* Begin Records *

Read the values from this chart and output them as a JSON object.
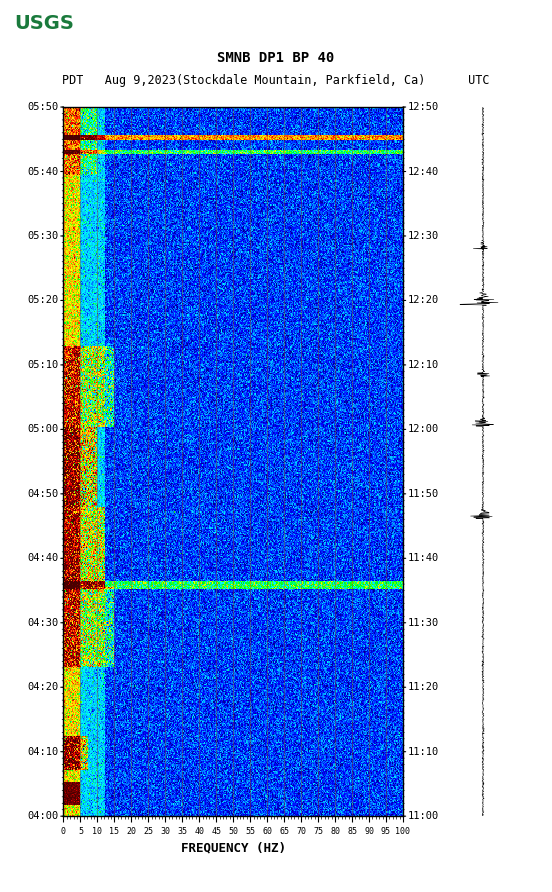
{
  "title_line1": "SMNB DP1 BP 40",
  "title_line2": "PDT   Aug 9,2023(Stockdale Mountain, Parkfield, Ca)      UTC",
  "xlabel": "FREQUENCY (HZ)",
  "freq_ticks": [
    0,
    5,
    10,
    15,
    20,
    25,
    30,
    35,
    40,
    45,
    50,
    55,
    60,
    65,
    70,
    75,
    80,
    85,
    90,
    95,
    100
  ],
  "left_time_labels": [
    "04:00",
    "04:10",
    "04:20",
    "04:30",
    "04:40",
    "04:50",
    "05:00",
    "05:10",
    "05:20",
    "05:30",
    "05:40",
    "05:50"
  ],
  "right_time_labels": [
    "11:00",
    "11:10",
    "11:20",
    "11:30",
    "11:40",
    "11:50",
    "12:00",
    "12:10",
    "12:20",
    "12:30",
    "12:40",
    "12:50"
  ],
  "freq_min": 0,
  "freq_max": 100,
  "n_time": 620,
  "n_freq": 400,
  "background_color": "#ffffff",
  "fig_width": 5.52,
  "fig_height": 8.92,
  "dpi": 100,
  "usgs_logo_color": "#1a7a3c",
  "vertical_line_freqs": [
    5,
    10,
    15,
    20,
    25,
    30,
    35,
    40,
    45,
    50,
    55,
    60,
    65,
    70,
    75,
    80,
    85,
    90,
    95,
    100
  ],
  "vertical_line_color": "#8B4513",
  "noise_floor_db": -20,
  "signal_db": 40,
  "artifact_horizontal_band_time": 0.16,
  "artifact_horizontal_band2_time": 0.28
}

* End Records *

== The task ==
Pictures are excluded; copy every other part of the records exactly.

== Exercise solution ==
Read the values from this chart and output them as a JSON object.
{
  "title_line1": "SMNB DP1 BP 40",
  "title_line2": "PDT   Aug 9,2023(Stockdale Mountain, Parkfield, Ca)      UTC",
  "xlabel": "FREQUENCY (HZ)",
  "freq_ticks": [
    0,
    5,
    10,
    15,
    20,
    25,
    30,
    35,
    40,
    45,
    50,
    55,
    60,
    65,
    70,
    75,
    80,
    85,
    90,
    95,
    100
  ],
  "left_time_labels": [
    "04:00",
    "04:10",
    "04:20",
    "04:30",
    "04:40",
    "04:50",
    "05:00",
    "05:10",
    "05:20",
    "05:30",
    "05:40",
    "05:50"
  ],
  "right_time_labels": [
    "11:00",
    "11:10",
    "11:20",
    "11:30",
    "11:40",
    "11:50",
    "12:00",
    "12:10",
    "12:20",
    "12:30",
    "12:40",
    "12:50"
  ],
  "freq_min": 0,
  "freq_max": 100,
  "n_time": 620,
  "n_freq": 400,
  "background_color": "#ffffff",
  "fig_width": 5.52,
  "fig_height": 8.92,
  "dpi": 100,
  "usgs_logo_color": "#1a7a3c",
  "vertical_line_freqs": [
    5,
    10,
    15,
    20,
    25,
    30,
    35,
    40,
    45,
    50,
    55,
    60,
    65,
    70,
    75,
    80,
    85,
    90,
    95,
    100
  ],
  "vertical_line_color": "#8B4513",
  "noise_floor_db": -20,
  "signal_db": 40,
  "artifact_horizontal_band_time": 0.16,
  "artifact_horizontal_band2_time": 0.28
}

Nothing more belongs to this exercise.